**Task description:**
Return all lines with the word "MOCHA" in them.

Stored data entries
• • • • • • •
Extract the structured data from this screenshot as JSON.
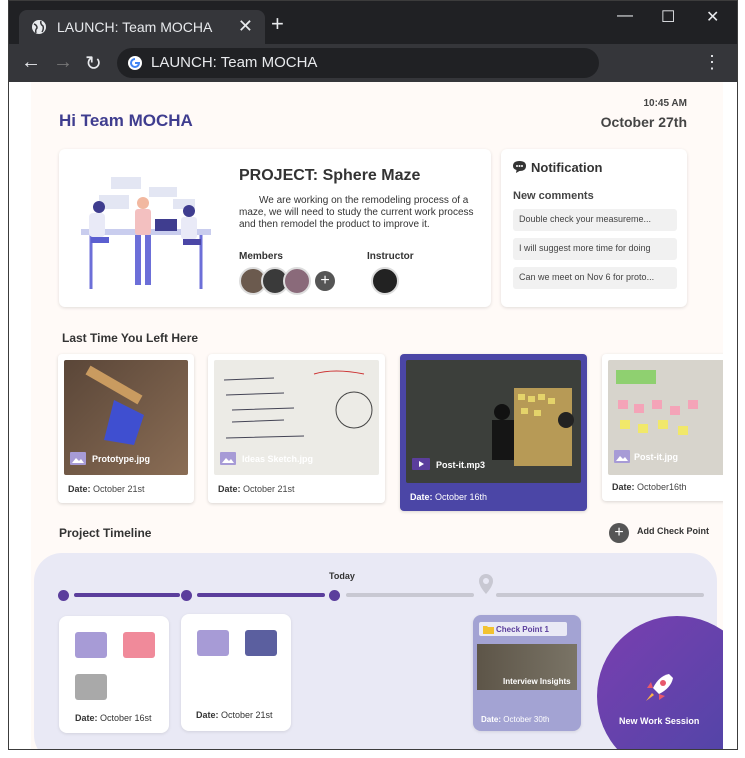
{
  "browser": {
    "tab_title": "LAUNCH: Team MOCHA",
    "tab_close": "✕",
    "new_tab": "+",
    "url": "LAUNCH: Team MOCHA",
    "minimize": "—",
    "maximize": "☐",
    "close": "✕",
    "menu": "⋮",
    "back": "←",
    "forward": "→",
    "reload": "↻"
  },
  "header": {
    "greeting": "Hi Team MOCHA",
    "time": "10:45 AM",
    "date": "October 27th"
  },
  "project": {
    "title": "PROJECT:  Sphere Maze",
    "description": "We are working on the remodeling process of a maze, we will need to study the current work process and then remodel the product to improve it.",
    "members_label": "Members",
    "instructor_label": "Instructor",
    "add_member": "+"
  },
  "notification": {
    "title": "Notification",
    "subtitle": "New comments",
    "comments": [
      "Double check your  measureme...",
      "I will suggest more time for doing",
      "Can we meet on Nov 6 for proto..."
    ]
  },
  "recent": {
    "title": "Last Time You Left Here",
    "date_label": "Date:",
    "items": [
      {
        "name": "Prototype.jpg",
        "date": "October 21st"
      },
      {
        "name": "Ideas Sketch.jpg",
        "date": "October 21st"
      },
      {
        "name": "Post-it.mp3",
        "date": "October 16th"
      },
      {
        "name": "Post-it.jpg",
        "date": "October16th"
      }
    ]
  },
  "timeline": {
    "title": "Project Timeline",
    "add_label": "Add Check Point",
    "add_icon": "+",
    "today_label": "Today",
    "date_label": "Date:",
    "cards": [
      {
        "date": "October 16st"
      },
      {
        "date": "October 21st"
      }
    ],
    "checkpoint": {
      "title": "Check Point 1",
      "caption": "Interview Insights",
      "date": "October 30th"
    },
    "new_session": "New Work Session"
  },
  "colors": {
    "brand": "#3f3d8f",
    "accent": "#5b3e9c",
    "selected_card": "#4b46a6"
  }
}
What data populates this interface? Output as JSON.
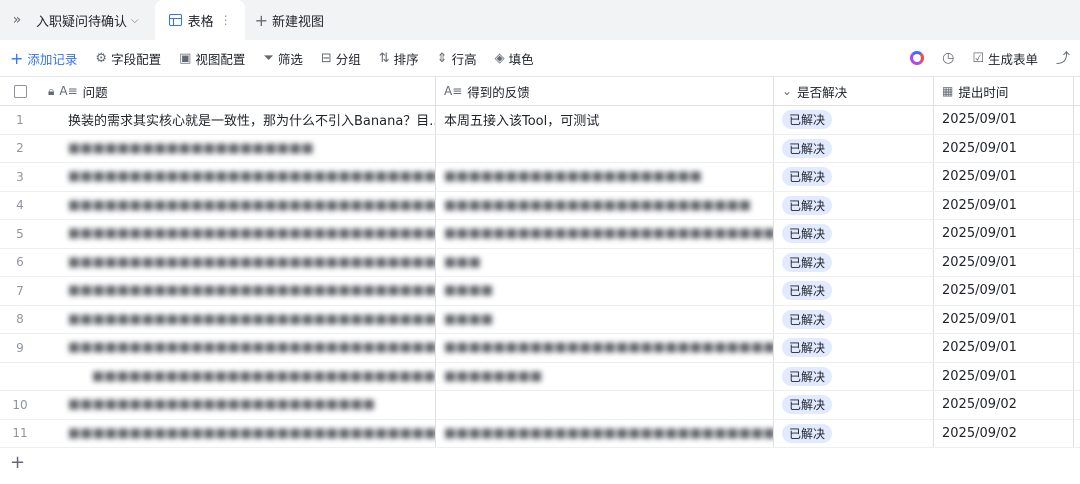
{
  "tabs": {
    "sidebar_toggle": "»",
    "base_name": "入职疑问待确认",
    "active_view": "表格",
    "new_view": "新建视图"
  },
  "toolbar": {
    "add_record": "添加记录",
    "field_config": "字段配置",
    "view_config": "视图配置",
    "filter": "筛选",
    "group": "分组",
    "sort": "排序",
    "row_height": "行高",
    "fill": "填色",
    "generate_form": "生成表单"
  },
  "columns": {
    "question": "问题",
    "feedback": "得到的反馈",
    "resolved": "是否解决",
    "date": "提出时间"
  },
  "rows": [
    {
      "idx": "1",
      "question": "换装的需求其实核心就是一致性，那为什么不引入Banana？目...",
      "feedback": "本周五接入该Tool，可测试",
      "status": "已解决",
      "date": "2025/09/01",
      "blurred": false
    },
    {
      "idx": "2",
      "question": "■■■■■■■■■■■■■■■■■■■■",
      "feedback": "",
      "status": "已解决",
      "date": "2025/09/01",
      "blurred": true
    },
    {
      "idx": "3",
      "question": "■■■■■■■■■■■■■■■■■■■■■■■■■■■■■■■",
      "feedback": "■■■■■■■■■■■■■■■■■■■■■",
      "status": "已解决",
      "date": "2025/09/01",
      "blurred": true
    },
    {
      "idx": "4",
      "question": "■■■■■■■■■■■■■■■■■■■■■■■■■■■■■■■■■",
      "feedback": "■■■■■■■■■■■■■■■■■■■■■■■■■",
      "status": "已解决",
      "date": "2025/09/01",
      "blurred": true
    },
    {
      "idx": "5",
      "question": "■■■■■■■■■■■■■■■■■■■■■■■■■■■■■■■■■■■■■■■",
      "feedback": "■■■■■■■■■■■■■■■■■■■■■■■■■■■■■■■■■■■■",
      "status": "已解决",
      "date": "2025/09/01",
      "blurred": true
    },
    {
      "idx": "6",
      "question": "■■■■■■■■■■■■■■■■■■■■■■■■■■■■■■■■■■■■■■■",
      "feedback": "■■■",
      "status": "已解决",
      "date": "2025/09/01",
      "blurred": true
    },
    {
      "idx": "7",
      "question": "■■■■■■■■■■■■■■■■■■■■■■■■■■■■■■■■",
      "feedback": "■■■■",
      "status": "已解决",
      "date": "2025/09/01",
      "blurred": true
    },
    {
      "idx": "8",
      "question": "■■■■■■■■■■■■■■■■■■■■■■■■■■■■■■■■■■■■■■",
      "feedback": "■■■■",
      "status": "已解决",
      "date": "2025/09/01",
      "blurred": true
    },
    {
      "idx": "9",
      "question": "■■■■■■■■■■■■■■■■■■■■■■■■■■■■■■■■■■■■■■",
      "feedback": "■■■■■■■■■■■■■■■■■■■■■■■■■■■■■■■■■",
      "status": "已解决",
      "date": "2025/09/01",
      "blurred": true,
      "expandable": true
    },
    {
      "idx": "",
      "question": "■■■■■■■■■■■■■■■■■■■■■■■■■■■■",
      "feedback": "■■■■■■■■",
      "status": "已解决",
      "date": "2025/09/01",
      "blurred": true,
      "indent": true
    },
    {
      "idx": "10",
      "question": "■■■■■■■■■■■■■■■■■■■■■■■■■",
      "feedback": "",
      "status": "已解决",
      "date": "2025/09/02",
      "blurred": true
    },
    {
      "idx": "11",
      "question": "■■■■■■■■■■■■■■■■■■■■■■■■■■■■■■■■■■■■",
      "feedback": "■■■■■■■■■■■■■■■■■■■■■■■■■■■■■■■■■■■■",
      "status": "已解决",
      "date": "2025/09/02",
      "blurred": true
    }
  ],
  "add_row": "+"
}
• • • • • • •
**Solution to this problem:**
    "tab_title": "LAUNCH: Team MOCHA",
    "url": "LAUNCH: Team MOCHA",
    "greeting": "Hi Team MOCHA",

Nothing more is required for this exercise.